#### TASK BRIEF:
Below, give as a JSON list of strings the lines running from the line that contains "- list-item: – получение" to the line that contains "- list-item: – формирование", both included, one string per line, leaving out blank lines.
-- START OF SOURCE DATA --
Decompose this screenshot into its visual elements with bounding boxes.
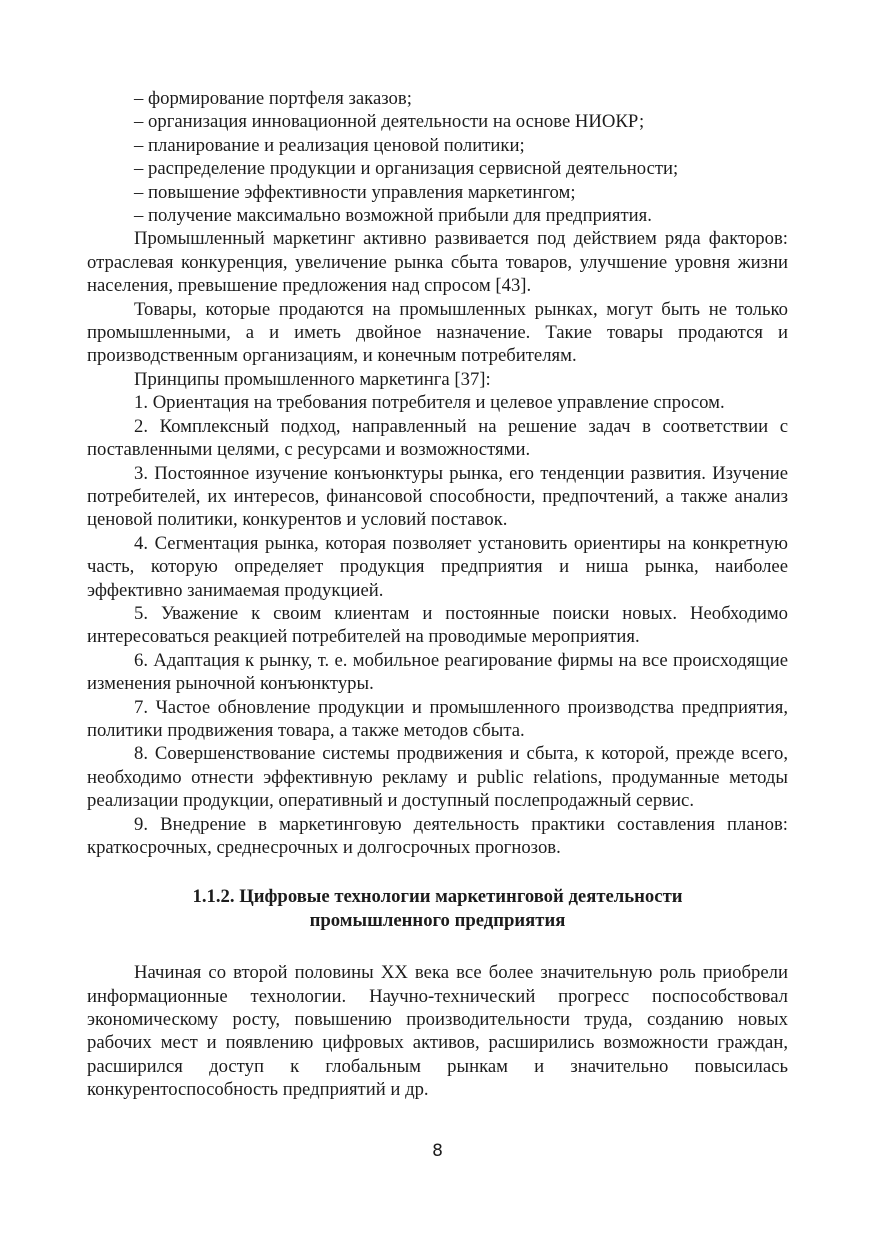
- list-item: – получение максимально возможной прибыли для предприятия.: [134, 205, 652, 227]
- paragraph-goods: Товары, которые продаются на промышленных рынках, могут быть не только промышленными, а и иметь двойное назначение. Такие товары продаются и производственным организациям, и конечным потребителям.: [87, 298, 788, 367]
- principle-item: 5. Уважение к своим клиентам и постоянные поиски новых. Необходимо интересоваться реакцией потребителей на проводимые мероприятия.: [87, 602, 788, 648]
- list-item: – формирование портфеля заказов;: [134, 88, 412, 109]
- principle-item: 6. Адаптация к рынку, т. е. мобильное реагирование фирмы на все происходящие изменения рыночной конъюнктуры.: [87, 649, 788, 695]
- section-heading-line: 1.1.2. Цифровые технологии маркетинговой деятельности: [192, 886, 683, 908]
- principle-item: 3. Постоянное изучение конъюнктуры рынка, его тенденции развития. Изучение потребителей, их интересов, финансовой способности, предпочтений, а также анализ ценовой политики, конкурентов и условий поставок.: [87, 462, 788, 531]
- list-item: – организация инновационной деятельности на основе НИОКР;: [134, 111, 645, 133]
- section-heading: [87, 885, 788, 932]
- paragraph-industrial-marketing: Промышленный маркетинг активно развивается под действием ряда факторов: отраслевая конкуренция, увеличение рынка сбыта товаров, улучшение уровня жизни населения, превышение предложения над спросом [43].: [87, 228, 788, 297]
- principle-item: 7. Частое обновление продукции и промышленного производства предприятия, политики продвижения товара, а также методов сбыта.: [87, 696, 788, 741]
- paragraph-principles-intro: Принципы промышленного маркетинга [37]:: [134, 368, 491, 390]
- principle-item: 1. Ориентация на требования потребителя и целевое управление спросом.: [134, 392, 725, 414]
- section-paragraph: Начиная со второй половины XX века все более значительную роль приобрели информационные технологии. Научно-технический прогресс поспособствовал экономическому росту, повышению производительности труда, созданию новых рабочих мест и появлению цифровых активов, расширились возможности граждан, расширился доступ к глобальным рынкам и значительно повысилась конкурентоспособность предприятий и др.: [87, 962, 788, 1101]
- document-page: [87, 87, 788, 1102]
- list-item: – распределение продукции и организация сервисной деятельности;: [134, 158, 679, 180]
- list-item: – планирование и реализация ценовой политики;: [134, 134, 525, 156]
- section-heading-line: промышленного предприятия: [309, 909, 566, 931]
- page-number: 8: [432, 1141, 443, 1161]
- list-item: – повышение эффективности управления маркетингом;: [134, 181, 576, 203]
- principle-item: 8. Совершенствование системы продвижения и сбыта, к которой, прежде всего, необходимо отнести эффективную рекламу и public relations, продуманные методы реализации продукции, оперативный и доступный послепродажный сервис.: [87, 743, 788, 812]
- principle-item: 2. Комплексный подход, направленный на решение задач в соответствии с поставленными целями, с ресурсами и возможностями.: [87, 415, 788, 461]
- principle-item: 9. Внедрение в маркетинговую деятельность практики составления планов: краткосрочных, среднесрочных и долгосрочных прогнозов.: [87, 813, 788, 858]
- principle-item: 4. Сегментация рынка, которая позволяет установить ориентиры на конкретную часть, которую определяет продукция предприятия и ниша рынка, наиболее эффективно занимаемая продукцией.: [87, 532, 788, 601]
-- END OF SOURCE DATA --
#### COMPLETE OUTPUT:
[
  "- list-item: – получение максимально возможной прибыли для предприятия.: [134, 205, 652, 227]",
  "- paragraph-goods: Товары, которые продаются на промышленных рынках, могут быть не только промышленными, а и иметь двойное назначение. Такие товары продаются и производственным организациям, и конечным потребителям.: [87, 298, 788, 367]",
  "- principle-item: 5. Уважение к своим клиентам и постоянные поиски новых. Необходимо интересоваться реакцией потребителей на проводимые мероприятия.: [87, 602, 788, 648]",
  "- list-item: – формирование портфеля заказов;: [134, 88, 412, 109]"
]